GIVEN REQUEST: Reproduce the listing below without any change.

Saved entries

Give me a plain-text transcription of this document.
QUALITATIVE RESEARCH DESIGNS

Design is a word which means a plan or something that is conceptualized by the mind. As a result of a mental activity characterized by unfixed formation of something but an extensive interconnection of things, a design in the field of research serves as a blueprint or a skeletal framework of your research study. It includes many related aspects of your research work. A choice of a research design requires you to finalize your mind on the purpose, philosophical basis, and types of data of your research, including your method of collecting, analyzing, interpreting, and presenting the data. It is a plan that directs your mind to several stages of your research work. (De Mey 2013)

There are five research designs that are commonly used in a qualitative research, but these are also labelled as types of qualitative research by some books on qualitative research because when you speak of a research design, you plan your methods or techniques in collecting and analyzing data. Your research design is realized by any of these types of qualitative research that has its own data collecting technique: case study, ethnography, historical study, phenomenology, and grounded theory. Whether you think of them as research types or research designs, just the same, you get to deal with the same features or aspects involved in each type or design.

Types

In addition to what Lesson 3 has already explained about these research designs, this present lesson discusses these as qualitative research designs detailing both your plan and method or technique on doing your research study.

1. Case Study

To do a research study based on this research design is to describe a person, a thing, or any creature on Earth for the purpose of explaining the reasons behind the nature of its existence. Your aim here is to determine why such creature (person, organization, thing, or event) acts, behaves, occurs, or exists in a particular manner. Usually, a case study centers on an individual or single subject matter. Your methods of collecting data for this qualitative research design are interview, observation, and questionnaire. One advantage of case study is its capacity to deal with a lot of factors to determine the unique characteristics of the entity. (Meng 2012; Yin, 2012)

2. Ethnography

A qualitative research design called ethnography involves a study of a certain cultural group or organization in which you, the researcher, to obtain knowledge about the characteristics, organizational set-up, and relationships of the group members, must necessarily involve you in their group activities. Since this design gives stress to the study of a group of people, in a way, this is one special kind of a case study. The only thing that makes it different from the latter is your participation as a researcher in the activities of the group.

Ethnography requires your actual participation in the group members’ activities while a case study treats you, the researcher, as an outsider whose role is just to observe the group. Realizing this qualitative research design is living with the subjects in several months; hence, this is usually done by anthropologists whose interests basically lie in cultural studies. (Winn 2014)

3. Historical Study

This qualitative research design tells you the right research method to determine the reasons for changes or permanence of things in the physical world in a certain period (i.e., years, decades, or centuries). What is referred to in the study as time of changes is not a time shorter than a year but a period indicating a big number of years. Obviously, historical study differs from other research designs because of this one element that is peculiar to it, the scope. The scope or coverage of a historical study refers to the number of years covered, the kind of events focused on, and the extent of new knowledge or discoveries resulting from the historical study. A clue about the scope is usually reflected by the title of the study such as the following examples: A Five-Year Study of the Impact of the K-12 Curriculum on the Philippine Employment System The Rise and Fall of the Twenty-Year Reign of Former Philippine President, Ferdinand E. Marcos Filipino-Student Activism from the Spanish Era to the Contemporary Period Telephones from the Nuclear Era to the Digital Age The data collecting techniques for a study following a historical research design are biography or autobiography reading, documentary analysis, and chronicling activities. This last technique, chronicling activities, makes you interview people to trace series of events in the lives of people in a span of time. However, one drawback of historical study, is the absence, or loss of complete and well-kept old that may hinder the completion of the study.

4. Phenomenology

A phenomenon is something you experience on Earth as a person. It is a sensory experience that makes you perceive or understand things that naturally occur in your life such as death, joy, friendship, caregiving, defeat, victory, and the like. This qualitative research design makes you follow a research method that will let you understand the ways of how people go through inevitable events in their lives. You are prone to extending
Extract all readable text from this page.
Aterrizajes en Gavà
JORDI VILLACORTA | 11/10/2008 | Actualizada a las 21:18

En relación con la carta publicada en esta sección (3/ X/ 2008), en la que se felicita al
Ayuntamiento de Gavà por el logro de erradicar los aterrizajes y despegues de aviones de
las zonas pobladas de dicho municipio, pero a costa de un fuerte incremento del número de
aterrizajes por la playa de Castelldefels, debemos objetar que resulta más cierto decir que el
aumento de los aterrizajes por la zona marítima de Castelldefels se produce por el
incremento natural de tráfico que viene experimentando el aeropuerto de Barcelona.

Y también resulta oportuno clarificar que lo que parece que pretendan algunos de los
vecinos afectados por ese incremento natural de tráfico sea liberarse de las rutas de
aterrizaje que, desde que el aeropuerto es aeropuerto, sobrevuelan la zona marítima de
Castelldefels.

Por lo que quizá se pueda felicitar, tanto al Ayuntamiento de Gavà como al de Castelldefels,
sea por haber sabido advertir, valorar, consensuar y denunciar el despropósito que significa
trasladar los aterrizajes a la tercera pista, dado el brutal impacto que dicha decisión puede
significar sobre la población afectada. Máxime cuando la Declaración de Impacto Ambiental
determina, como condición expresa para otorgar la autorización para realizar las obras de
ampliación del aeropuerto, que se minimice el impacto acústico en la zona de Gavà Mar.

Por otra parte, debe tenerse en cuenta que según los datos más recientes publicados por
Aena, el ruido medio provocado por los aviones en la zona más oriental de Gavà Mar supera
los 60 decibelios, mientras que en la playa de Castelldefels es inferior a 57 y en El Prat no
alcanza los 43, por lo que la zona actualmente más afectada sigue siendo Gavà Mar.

TASK RESULT:
Give me a plain-text transcription of this document.
QUALITATIVE RESEARCH DESIGNS

Design is a word which means a plan or something that is conceptualized by the mind. As a result of a mental activity characterized by unfixed formation of something but an extensive interconnection of things, a design in the field of research serves as a blueprint or a skeletal framework of your research study. It includes many related aspects of your research work. A choice of a research design requires you to finalize your mind on the purpose, philosophical basis, and types of data of your research, including your method of collecting, analyzing, interpreting, and presenting the data. It is a plan that directs your mind to several stages of your research work. (De Mey 2013)

There are five research designs that are commonly used in a qualitative research, but these are also labelled as types of qualitative research by some books on qualitative research because when you speak of a research design, you plan your methods or techniques in collecting and analyzing data. Your research design is realized by any of these types of qualitative research that has its own data collecting technique: case study, ethnography, historical study, phenomenology, and grounded theory. Whether you think of them as research types or research designs, just the same, you get to deal with the same features or aspects involved in each type or design.

Types

In addition to what Lesson 3 has already explained about these research designs, this present lesson discusses these as qualitative research designs detailing both your plan and method or technique on doing your research study.

1. Case Study

To do a research study based on this research design is to describe a person, a thing, or any creature on Earth for the purpose of explaining the reasons behind the nature of its existence. Your aim here is to determine why such creature (person, organization, thing, or event) acts, behaves, occurs, or exists in a particular manner. Usually, a case study centers on an individual or single subject matter. Your methods of collecting data for this qualitative research design are interview, observation, and questionnaire. One advantage of case study is its capacity to deal with a lot of factors to determine the unique characteristics of the entity. (Meng 2012; Yin, 2012)

2. Ethnography

A qualitative research design called ethnography involves a study of a certain cultural group or organization in which you, the researcher, to obtain knowledge about the characteristics, organizational set-up, and relationships of the group members, must necessarily involve you in their group activities. Since this design gives stress to the study of a group of people, in a way, this is one special kind of a case study. The only thing that makes it different from the latter is your participation as a researcher in the activities of the group.

Ethnography requires your actual participation in the group members’ activities while a case study treats you, the researcher, as an outsider whose role is just to observe the group. Realizing this qualitative research design is living with the subjects in several months; hence, this is usually done by anthropologists whose interests basically lie in cultural studies. (Winn 2014)

3. Historical Study

This qualitative research design tells you the right research method to determine the reasons for changes or permanence of things in the physical world in a certain period (i.e., years, decades, or centuries). What is referred to in the study as time of changes is not a time shorter than a year but a period indicating a big number of years. Obviously, historical study differs from other research designs because of this one element that is peculiar to it, the scope. The scope or coverage of a historical study refers to the number of years covered, the kind of events focused on, and the extent of new knowledge or discoveries resulting from the historical study. A clue about the scope is usually reflected by the title of the study such as the following examples: A Five-Year Study of the Impact of the K-12 Curriculum on the Philippine Employment System The Rise and Fall of the Twenty-Year Reign of Former Philippine President, Ferdinand E. Marcos Filipino-Student Activism from the Spanish Era to the Contemporary Period Telephones from the Nuclear Era to the Digital Age The data collecting techniques for a study following a historical research design are biography or autobiography reading, documentary analysis, and chronicling activities. This last technique, chronicling activities, makes you interview people to trace series of events in the lives of people in a span of time. However, one drawback of historical study, is the absence, or loss of complete and well-kept old that may hinder the completion of the study.

4. Phenomenology

A phenomenon is something you experience on Earth as a person. It is a sensory experience that makes you perceive or understand things that naturally occur in your life such as death, joy, friendship, caregiving, defeat, victory, and the like. This qualitative research design makes you follow a research method that will let you understand the ways of how people go through inevitable events in their lives. You are prone to extending
Extract all readable text from this page.
Aterrizajes en Gavà
JORDI VILLACORTA | 11/10/2008 | Actualizada a las 21:18

En relación con la carta publicada en esta sección (3/ X/ 2008), en la que se felicita al
Ayuntamiento de Gavà por el logro de erradicar los aterrizajes y despegues de aviones de
las zonas pobladas de dicho municipio, pero a costa de un fuerte incremento del número de
aterrizajes por la playa de Castelldefels, debemos objetar que resulta más cierto decir que el
aumento de los aterrizajes por la zona marítima de Castelldefels se produce por el
incremento natural de tráfico que viene experimentando el aeropuerto de Barcelona.

Y también resulta oportuno clarificar que lo que parece que pretendan algunos de los
vecinos afectados por ese incremento natural de tráfico sea liberarse de las rutas de
aterrizaje que, desde que el aeropuerto es aeropuerto, sobrevuelan la zona marítima de
Castelldefels.

Por lo que quizá se pueda felicitar, tanto al Ayuntamiento de Gavà como al de Castelldefels,
sea por haber sabido advertir, valorar, consensuar y denunciar el despropósito que significa
trasladar los aterrizajes a la tercera pista, dado el brutal impacto que dicha decisión puede
significar sobre la población afectada. Máxime cuando la Declaración de Impacto Ambiental
determina, como condición expresa para otorgar la autorización para realizar las obras de
ampliación del aeropuerto, que se minimice el impacto acústico en la zona de Gavà Mar.

Por otra parte, debe tenerse en cuenta que según los datos más recientes publicados por
Aena, el ruido medio provocado por los aviones en la zona más oriental de Gavà Mar supera
los 60 decibelios, mientras que en la playa de Castelldefels es inferior a 57 y en El Prat no
alcanza los 43, por lo que la zona actualmente más afectada sigue siendo Gavà Mar.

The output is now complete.